Description of the task: In the records below, find each line containing the word "that" and copy it.

The records:
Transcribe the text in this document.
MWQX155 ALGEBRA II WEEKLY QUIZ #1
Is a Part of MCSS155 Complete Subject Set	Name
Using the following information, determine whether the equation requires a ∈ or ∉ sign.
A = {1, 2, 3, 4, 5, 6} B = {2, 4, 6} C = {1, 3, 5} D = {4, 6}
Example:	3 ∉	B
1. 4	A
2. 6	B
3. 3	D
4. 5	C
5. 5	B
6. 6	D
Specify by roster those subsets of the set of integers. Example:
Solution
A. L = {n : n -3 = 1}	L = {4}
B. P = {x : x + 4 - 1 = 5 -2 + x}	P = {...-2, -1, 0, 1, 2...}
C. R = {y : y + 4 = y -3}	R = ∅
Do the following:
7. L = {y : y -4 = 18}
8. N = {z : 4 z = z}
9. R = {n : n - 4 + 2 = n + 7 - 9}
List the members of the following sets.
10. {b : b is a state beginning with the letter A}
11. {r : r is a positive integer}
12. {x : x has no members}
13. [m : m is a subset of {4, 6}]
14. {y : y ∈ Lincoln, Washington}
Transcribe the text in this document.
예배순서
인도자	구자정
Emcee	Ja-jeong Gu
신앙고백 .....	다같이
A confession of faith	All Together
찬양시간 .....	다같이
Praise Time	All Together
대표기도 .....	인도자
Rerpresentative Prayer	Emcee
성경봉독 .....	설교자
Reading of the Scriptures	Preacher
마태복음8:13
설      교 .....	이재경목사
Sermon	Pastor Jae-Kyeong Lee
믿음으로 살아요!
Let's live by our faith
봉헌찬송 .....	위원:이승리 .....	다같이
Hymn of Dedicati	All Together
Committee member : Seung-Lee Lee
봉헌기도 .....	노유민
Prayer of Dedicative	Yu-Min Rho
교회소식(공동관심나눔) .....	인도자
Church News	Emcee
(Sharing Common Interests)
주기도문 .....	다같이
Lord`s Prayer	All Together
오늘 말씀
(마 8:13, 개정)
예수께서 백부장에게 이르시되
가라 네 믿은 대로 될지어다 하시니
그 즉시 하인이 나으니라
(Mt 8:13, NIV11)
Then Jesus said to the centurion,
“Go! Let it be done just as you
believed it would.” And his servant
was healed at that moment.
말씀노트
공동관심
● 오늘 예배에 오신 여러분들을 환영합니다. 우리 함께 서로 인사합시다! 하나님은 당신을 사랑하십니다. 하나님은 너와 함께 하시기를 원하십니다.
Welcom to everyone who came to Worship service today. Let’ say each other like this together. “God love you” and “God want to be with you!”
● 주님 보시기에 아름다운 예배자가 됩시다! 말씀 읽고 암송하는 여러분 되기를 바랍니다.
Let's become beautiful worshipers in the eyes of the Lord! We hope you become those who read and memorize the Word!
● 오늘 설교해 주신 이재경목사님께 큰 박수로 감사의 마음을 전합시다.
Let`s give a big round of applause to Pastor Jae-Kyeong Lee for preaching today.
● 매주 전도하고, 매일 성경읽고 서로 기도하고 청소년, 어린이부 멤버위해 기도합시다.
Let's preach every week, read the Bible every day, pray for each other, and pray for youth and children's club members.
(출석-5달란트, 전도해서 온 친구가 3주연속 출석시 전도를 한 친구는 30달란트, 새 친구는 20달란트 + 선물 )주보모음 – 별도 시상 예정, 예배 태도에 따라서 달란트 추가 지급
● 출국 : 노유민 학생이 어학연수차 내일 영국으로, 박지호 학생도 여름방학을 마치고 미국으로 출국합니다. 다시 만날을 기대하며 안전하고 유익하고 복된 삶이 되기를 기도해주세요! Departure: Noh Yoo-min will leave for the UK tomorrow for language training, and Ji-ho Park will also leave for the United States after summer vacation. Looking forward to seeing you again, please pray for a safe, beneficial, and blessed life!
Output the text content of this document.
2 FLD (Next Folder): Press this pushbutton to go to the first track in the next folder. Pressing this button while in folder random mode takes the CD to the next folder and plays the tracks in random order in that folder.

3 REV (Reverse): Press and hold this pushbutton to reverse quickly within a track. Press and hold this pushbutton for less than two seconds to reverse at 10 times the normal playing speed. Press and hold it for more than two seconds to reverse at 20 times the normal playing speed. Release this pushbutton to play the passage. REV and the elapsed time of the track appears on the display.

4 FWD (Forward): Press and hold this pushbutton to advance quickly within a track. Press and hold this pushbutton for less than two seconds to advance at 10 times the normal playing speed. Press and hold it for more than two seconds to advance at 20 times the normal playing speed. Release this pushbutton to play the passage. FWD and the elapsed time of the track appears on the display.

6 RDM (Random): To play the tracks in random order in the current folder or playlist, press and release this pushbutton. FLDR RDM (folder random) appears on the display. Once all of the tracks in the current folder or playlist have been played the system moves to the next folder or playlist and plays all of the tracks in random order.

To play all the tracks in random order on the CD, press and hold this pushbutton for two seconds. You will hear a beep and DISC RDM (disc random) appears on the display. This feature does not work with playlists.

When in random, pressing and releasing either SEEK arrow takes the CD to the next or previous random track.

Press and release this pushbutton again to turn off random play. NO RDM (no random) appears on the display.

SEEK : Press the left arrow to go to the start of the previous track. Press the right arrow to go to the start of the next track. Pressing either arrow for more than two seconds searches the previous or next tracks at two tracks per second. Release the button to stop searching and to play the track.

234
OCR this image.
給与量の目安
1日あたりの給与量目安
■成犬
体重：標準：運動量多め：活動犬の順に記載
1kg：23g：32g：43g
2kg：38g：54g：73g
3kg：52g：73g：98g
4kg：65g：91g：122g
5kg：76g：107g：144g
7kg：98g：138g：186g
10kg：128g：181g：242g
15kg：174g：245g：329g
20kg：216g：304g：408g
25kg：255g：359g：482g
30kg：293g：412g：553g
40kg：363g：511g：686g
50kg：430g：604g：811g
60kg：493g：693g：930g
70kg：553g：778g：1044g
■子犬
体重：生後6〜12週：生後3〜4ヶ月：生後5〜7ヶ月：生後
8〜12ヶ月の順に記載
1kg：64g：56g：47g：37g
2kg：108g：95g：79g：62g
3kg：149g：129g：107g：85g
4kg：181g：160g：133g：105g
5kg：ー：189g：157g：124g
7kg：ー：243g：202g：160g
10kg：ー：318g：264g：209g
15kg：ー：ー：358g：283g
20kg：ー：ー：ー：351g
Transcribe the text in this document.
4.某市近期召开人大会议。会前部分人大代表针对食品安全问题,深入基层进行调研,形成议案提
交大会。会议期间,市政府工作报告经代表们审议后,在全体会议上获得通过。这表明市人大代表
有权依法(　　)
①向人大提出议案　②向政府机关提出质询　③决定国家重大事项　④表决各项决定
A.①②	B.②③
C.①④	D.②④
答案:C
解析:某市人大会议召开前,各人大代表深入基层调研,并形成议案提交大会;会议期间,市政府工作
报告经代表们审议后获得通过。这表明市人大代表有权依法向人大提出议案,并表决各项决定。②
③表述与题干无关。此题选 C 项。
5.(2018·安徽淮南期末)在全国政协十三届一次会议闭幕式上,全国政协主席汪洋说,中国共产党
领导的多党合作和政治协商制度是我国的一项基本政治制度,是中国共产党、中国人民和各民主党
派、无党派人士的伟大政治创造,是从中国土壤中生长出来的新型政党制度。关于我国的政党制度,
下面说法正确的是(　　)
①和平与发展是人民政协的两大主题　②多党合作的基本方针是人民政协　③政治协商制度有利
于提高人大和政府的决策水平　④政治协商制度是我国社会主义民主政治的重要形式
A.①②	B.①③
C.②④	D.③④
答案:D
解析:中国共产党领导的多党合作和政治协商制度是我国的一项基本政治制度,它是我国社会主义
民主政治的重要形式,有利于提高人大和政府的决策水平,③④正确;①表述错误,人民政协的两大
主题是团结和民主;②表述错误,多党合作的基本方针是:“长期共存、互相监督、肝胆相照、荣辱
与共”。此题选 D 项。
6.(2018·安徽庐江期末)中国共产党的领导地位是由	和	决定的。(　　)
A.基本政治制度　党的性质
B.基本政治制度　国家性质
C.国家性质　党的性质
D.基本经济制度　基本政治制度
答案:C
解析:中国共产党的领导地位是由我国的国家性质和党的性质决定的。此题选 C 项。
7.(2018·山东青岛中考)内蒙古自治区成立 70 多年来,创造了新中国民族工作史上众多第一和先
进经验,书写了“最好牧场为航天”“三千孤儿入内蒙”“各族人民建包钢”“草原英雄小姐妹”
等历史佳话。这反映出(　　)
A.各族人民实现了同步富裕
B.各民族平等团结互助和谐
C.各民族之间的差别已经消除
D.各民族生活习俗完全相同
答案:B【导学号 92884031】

Solution to the exercise:
was healed at that moment.
2 FLD (Next Folder): Press this pushbutton to go to the first track in the next folder. Pressing this button while in folder random mode takes the CD to the next folder and plays the tracks in random order in that folder.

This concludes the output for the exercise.